### Set of tasks
a) Do these statements agree with the passage on the EU Forest Strategy? Answer yes or no for each, quoting the words of the passage that decide it.
(i) The consequences of the policies and strategies for forests have already been established.
(ii) Member States and their pan-European partners in Forest Europe mean to keep discussing a legally binding agreement on forests.
(iii) Implementation is to be closely monitored during 2020-2030 and beyond.
b) Write out the passage on the EU Forest Strategy word for word, from "Beyond consistency throughout" down to "and committed partner.".
c) Answer these questions from the passage on the EU Forest Strategy:
(i) To which two global items is well-prepared and coordinated input needed?
(ii) From what perspective must the implementation be monitored?
(iii) What kind of role has the Strategy played over the last years?

The consequences of these policies and strategies on forests and their sustainable management still need to be ascertained. Therefore, their implementation during the period 2020-2030 and beyond must be closely monitored from a forestry perspective. In this context, the EU Forest Strategy can and should provide a consistent basis on which to strengthen and further establish effective links between forests and the forest-based sector and any relevant EU policies.

Beyond consistency throughout its legislation and policies, the EU also needs an efficient tool to address forest and forest-related issues on the pan-European and international agendas. Member States and their pan-European partners in Forest Europe are determined to continue discussions on a legally binding agreement on forests. At global level, a well-prepared and coordinated input is needed to the UN Strategic Plan for Forests 2030 and the Global Forest Goals. A robust EU Forest Strategy is the appropriate instrument to ensure consistent input to these processes, thereby making the EU a strong and committed partner.

Over the last years the Strategy has undoubtedly played a positive role in this context.

### Entries shown
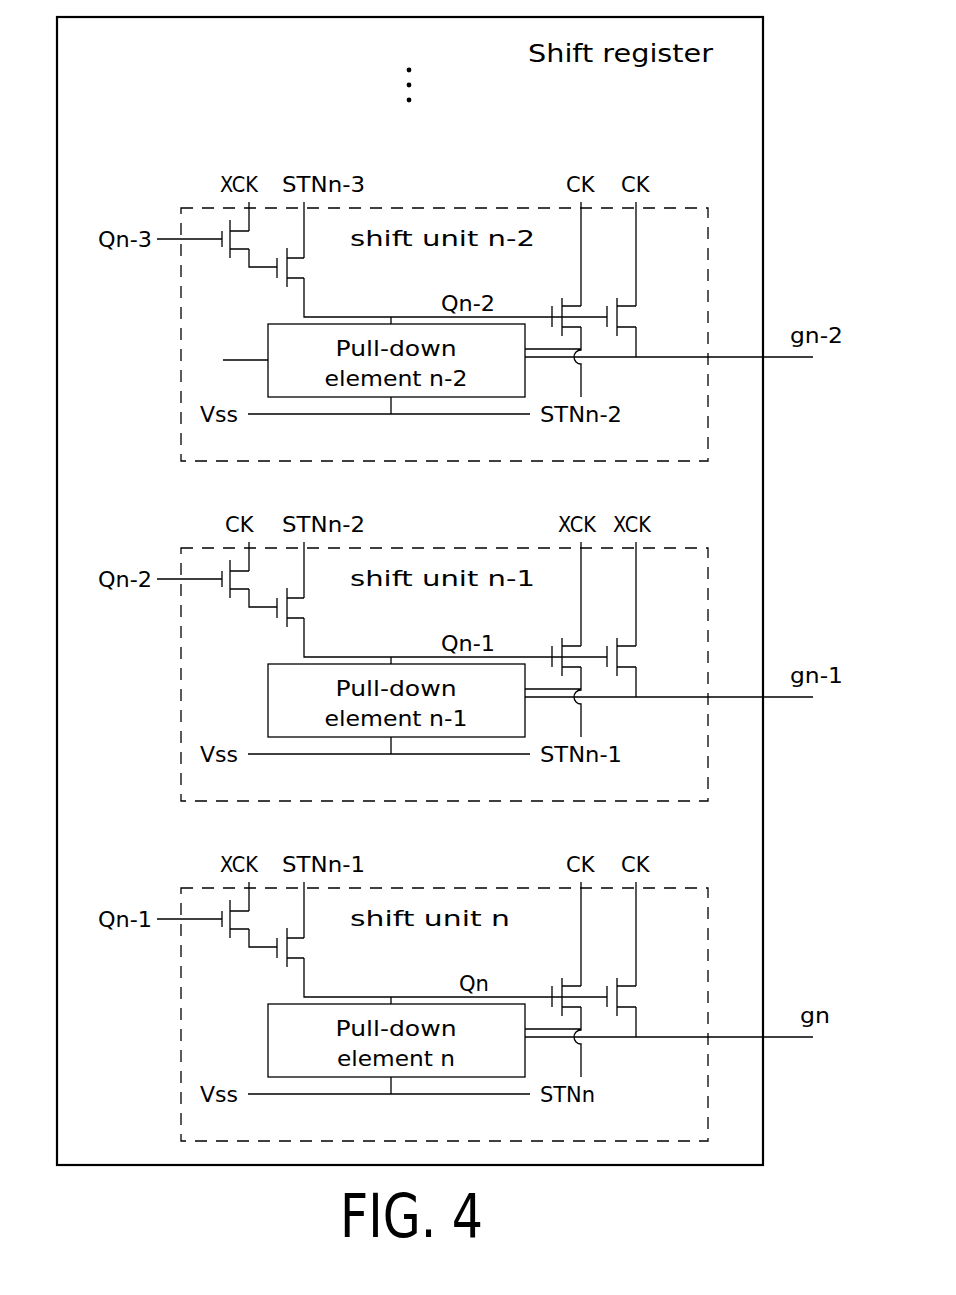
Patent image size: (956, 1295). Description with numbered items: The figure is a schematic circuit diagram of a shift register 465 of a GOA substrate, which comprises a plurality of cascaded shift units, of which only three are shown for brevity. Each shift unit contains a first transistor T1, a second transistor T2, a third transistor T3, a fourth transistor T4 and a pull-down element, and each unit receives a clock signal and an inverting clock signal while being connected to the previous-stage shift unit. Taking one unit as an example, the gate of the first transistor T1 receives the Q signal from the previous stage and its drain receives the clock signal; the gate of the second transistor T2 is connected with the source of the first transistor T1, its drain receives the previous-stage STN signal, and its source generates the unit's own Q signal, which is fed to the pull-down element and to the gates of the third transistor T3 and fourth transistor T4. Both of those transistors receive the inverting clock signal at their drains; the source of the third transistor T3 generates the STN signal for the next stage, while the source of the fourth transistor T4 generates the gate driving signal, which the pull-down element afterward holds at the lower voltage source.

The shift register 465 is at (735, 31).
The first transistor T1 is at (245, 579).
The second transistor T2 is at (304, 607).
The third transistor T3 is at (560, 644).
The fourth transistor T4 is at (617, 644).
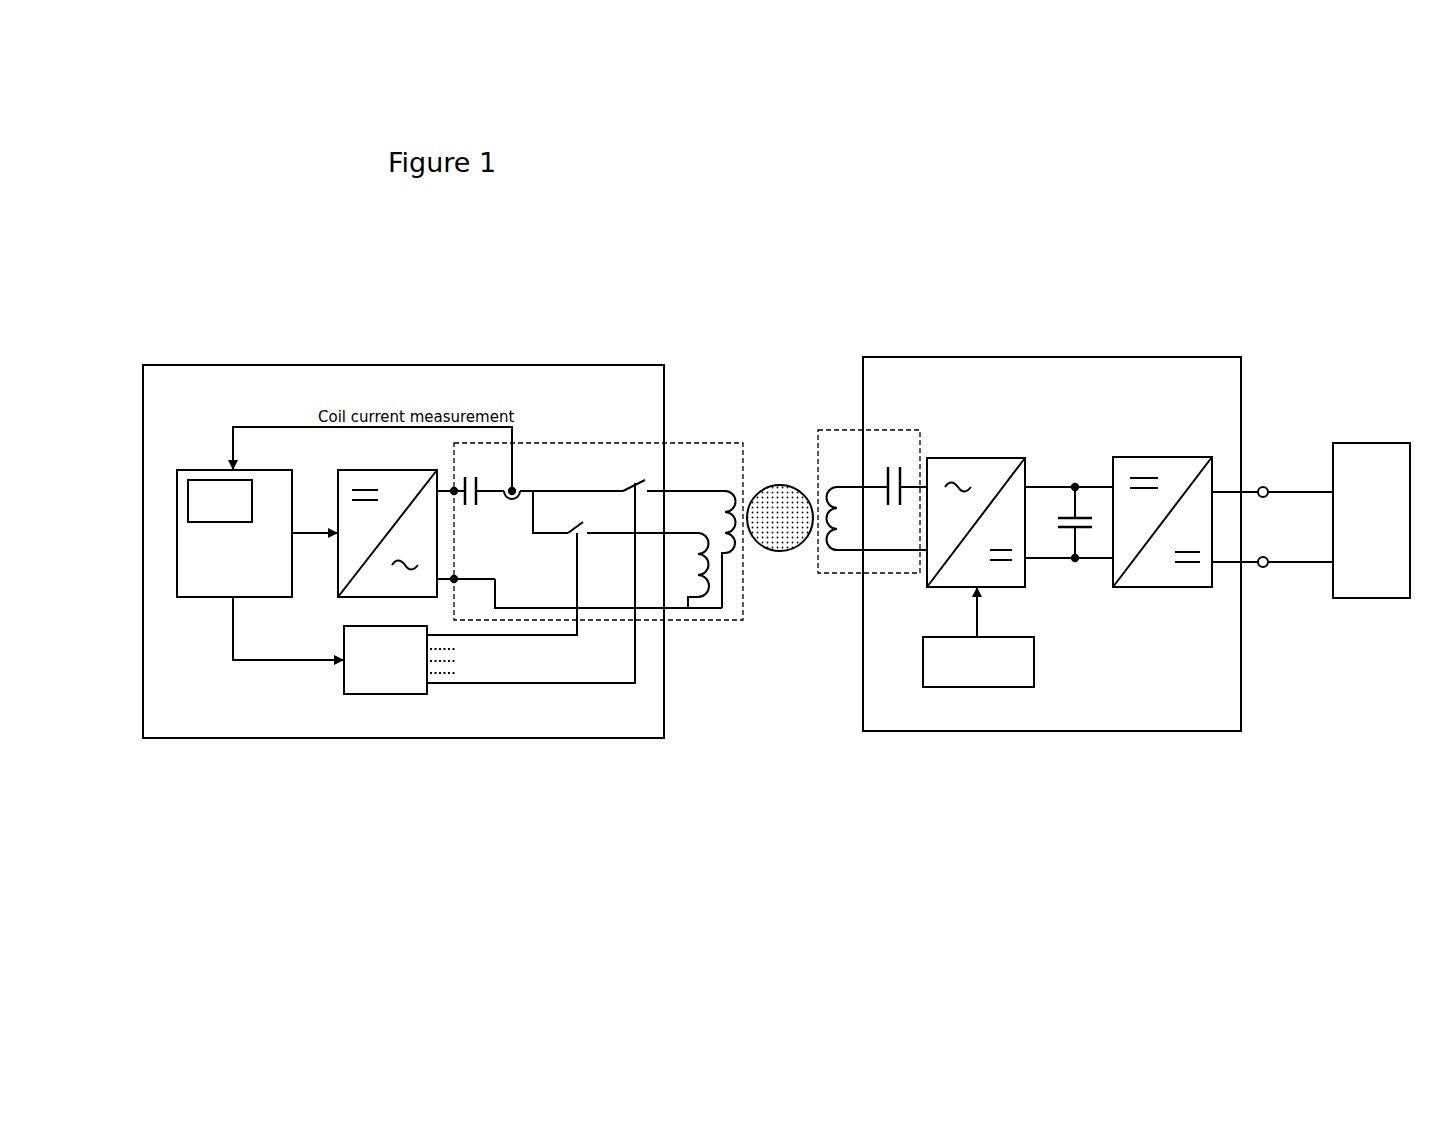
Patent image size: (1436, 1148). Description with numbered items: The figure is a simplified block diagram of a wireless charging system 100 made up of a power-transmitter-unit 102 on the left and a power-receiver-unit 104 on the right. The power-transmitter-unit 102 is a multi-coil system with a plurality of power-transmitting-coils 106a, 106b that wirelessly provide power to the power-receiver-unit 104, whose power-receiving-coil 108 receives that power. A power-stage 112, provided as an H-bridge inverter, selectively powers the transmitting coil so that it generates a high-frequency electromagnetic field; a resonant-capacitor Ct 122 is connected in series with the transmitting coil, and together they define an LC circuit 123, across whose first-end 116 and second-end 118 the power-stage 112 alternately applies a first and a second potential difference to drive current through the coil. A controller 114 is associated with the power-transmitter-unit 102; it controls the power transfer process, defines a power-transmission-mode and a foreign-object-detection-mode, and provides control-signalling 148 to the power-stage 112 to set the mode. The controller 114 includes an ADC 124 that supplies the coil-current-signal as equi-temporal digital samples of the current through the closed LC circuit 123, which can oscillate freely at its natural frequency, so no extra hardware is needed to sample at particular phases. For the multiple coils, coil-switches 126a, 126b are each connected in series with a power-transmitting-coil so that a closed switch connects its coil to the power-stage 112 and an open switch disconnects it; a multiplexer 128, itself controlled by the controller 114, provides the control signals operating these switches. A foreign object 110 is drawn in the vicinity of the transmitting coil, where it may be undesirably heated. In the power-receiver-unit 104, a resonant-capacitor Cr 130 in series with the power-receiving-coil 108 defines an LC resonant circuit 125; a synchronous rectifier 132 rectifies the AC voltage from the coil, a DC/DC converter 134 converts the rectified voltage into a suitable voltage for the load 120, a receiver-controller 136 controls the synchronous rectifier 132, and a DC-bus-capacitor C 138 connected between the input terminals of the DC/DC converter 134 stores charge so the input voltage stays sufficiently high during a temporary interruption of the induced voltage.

### Answers to each task
a)
(i) No: "still need to be ascertained"
(ii) Yes: "are determined to continue discussions on a legally binding agreement on forests"
(iii) Yes: "during the period 2020-2030 and beyond must be closely monitored from a forestry perspective"

b)
Beyond consistency throughout its legislation and policies, the EU also needs an efficient tool to address forest and forest-related issues on the pan-European and international agendas. Member States and their pan-European partners in Forest Europe are determined to continue discussions on a legally binding agreement on forests. At global level, a well-prepared and coordinated input is needed to the UN Strategic Plan for Forests 2030 and the Global Forest Goals. A robust EU Forest Strategy is the appropriate instrument to ensure consistent input to these processes, thereby making the EU a strong and committed partner.

c)
(i) The UN Strategic Plan for Forests 2030 and the Global Forest Goals
(ii) A forestry perspective
(iii) A positive role